◆ RECORDS FOR THIS TASK

■ ■ ■

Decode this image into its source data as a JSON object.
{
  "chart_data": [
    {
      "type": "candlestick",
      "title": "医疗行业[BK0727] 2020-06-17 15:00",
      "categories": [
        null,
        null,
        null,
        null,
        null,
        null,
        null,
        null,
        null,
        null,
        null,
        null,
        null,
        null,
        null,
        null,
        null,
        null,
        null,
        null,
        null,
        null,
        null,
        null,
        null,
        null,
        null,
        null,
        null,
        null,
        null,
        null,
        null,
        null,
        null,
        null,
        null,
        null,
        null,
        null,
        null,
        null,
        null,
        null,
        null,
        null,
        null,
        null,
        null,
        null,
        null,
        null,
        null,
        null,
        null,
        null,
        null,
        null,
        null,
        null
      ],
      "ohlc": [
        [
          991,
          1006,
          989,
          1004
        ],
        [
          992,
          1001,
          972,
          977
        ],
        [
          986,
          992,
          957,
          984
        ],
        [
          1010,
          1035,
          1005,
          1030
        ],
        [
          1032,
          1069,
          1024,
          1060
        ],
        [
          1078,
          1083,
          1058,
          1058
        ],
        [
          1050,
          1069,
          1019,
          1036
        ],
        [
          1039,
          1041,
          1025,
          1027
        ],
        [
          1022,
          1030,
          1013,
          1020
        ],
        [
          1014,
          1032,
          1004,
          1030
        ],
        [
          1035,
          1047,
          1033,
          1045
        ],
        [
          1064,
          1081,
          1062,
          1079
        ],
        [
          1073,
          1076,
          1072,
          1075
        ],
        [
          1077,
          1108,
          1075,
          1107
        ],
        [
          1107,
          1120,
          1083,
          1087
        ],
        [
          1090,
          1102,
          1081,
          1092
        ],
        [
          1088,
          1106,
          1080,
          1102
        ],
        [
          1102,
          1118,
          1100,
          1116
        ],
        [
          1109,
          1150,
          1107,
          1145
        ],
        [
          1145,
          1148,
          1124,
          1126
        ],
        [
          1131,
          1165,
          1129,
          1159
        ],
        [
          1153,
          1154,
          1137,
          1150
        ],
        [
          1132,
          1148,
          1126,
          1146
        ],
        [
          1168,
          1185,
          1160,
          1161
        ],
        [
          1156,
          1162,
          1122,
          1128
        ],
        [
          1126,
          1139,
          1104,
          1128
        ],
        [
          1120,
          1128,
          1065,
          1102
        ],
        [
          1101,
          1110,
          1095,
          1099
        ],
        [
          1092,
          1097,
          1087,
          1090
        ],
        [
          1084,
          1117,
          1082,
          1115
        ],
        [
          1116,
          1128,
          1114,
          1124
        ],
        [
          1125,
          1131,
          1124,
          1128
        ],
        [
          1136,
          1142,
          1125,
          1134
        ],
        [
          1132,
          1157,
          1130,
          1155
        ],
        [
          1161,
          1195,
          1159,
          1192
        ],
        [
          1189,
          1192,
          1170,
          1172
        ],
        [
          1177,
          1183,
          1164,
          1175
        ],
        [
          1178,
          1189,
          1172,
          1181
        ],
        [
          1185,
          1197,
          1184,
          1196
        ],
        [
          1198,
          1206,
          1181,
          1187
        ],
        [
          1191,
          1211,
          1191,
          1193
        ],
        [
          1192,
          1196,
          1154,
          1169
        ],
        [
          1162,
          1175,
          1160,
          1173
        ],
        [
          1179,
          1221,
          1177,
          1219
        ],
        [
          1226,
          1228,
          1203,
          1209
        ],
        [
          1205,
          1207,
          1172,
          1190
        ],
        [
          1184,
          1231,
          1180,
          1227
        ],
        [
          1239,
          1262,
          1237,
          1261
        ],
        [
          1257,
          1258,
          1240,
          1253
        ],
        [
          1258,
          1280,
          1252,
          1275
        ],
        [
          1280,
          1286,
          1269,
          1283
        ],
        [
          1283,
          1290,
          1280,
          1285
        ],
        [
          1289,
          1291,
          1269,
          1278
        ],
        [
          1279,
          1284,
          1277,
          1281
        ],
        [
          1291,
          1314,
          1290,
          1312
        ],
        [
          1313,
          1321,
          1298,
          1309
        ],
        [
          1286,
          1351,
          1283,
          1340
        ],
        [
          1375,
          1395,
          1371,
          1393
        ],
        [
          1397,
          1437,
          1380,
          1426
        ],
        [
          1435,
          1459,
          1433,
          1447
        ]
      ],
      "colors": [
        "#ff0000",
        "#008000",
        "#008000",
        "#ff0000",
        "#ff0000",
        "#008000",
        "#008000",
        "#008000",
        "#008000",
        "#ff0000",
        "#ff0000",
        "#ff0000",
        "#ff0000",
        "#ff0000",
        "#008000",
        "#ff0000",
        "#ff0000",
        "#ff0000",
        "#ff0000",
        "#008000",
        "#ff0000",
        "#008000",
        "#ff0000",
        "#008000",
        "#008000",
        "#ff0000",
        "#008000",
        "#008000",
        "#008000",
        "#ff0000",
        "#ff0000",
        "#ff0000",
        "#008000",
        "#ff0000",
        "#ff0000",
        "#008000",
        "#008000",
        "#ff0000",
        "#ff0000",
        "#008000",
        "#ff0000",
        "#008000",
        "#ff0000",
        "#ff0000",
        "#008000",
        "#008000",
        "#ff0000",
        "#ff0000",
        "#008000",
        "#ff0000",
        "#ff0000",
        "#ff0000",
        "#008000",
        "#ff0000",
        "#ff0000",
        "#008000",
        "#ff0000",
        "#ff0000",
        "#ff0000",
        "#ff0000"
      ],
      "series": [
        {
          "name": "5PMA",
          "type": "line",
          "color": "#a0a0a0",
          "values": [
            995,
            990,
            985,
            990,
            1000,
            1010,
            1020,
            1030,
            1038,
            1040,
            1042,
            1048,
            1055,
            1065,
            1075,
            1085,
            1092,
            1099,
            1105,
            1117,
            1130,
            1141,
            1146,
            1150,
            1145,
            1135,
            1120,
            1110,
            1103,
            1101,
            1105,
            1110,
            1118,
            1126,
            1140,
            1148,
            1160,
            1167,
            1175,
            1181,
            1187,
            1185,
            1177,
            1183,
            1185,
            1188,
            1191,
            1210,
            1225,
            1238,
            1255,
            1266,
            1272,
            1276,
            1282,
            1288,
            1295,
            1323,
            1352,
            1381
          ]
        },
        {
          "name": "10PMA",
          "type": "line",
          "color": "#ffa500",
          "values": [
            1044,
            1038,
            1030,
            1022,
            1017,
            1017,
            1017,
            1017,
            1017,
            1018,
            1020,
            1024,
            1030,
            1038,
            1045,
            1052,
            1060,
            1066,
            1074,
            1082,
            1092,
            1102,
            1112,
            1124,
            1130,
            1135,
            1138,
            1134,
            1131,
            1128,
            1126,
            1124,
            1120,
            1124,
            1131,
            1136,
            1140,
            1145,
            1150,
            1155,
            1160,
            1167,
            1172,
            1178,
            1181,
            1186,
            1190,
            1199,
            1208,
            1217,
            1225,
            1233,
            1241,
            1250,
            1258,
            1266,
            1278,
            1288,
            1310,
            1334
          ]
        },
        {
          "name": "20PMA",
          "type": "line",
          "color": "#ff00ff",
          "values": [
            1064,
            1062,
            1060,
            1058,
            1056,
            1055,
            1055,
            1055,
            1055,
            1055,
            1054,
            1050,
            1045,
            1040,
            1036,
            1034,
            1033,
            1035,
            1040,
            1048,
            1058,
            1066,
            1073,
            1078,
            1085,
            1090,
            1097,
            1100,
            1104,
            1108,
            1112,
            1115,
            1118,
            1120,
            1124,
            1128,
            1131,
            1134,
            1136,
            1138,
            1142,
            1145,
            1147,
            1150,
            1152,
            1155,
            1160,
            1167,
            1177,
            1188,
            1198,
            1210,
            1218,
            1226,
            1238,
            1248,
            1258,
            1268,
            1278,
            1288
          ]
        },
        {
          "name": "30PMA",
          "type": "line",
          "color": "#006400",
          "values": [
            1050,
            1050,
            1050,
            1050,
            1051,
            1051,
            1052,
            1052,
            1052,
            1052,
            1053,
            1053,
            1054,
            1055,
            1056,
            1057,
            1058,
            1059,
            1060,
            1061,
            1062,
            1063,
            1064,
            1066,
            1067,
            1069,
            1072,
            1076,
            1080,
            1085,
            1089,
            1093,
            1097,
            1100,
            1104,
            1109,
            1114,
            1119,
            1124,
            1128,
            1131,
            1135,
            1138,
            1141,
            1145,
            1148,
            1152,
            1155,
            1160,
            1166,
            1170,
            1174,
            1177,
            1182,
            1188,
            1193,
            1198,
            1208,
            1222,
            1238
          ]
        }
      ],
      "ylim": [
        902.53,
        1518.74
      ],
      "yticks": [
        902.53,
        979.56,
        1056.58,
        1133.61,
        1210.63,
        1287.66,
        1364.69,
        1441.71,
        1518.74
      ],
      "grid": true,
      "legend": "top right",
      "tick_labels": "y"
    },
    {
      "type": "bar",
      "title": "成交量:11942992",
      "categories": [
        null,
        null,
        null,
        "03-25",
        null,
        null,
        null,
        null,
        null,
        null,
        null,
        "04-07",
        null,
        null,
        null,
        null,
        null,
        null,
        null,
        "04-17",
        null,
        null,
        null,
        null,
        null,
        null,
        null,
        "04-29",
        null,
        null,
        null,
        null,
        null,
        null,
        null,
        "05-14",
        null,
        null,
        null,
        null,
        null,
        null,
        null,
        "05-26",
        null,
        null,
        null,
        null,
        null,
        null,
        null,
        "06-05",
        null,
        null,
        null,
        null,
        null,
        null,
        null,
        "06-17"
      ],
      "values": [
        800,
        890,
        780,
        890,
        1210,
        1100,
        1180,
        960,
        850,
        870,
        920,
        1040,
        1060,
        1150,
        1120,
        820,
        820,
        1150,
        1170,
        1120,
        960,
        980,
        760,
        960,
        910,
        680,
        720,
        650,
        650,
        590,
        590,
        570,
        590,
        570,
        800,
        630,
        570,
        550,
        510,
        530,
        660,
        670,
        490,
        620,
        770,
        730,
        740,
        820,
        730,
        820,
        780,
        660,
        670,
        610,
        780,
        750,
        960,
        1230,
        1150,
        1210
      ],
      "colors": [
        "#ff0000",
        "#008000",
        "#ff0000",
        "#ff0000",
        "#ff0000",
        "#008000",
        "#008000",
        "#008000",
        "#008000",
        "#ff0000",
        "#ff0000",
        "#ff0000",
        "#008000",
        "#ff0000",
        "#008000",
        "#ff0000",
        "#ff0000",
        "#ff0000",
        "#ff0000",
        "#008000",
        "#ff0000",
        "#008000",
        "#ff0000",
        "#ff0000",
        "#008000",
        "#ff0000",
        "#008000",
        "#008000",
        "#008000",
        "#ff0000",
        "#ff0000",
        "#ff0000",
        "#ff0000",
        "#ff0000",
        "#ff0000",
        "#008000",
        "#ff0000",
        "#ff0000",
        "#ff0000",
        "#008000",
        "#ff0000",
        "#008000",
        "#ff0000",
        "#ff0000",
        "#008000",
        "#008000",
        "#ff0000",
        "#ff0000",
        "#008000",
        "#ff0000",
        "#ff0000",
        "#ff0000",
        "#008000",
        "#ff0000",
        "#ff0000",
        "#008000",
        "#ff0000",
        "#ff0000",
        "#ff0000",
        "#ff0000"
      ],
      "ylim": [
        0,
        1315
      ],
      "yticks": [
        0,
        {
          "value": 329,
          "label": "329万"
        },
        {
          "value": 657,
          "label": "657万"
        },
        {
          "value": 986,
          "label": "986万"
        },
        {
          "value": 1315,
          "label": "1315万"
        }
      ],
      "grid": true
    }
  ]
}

■ ■ ■

◆ INSTRUCTIONS TO FOLLOW
Check each line of the entries above for the word "name". List the ones that have it.

◆ COMPLETED TASK
          "name": "5PMA",
          "name": "10PMA",
          "name": "20PMA",
          "name": "30PMA",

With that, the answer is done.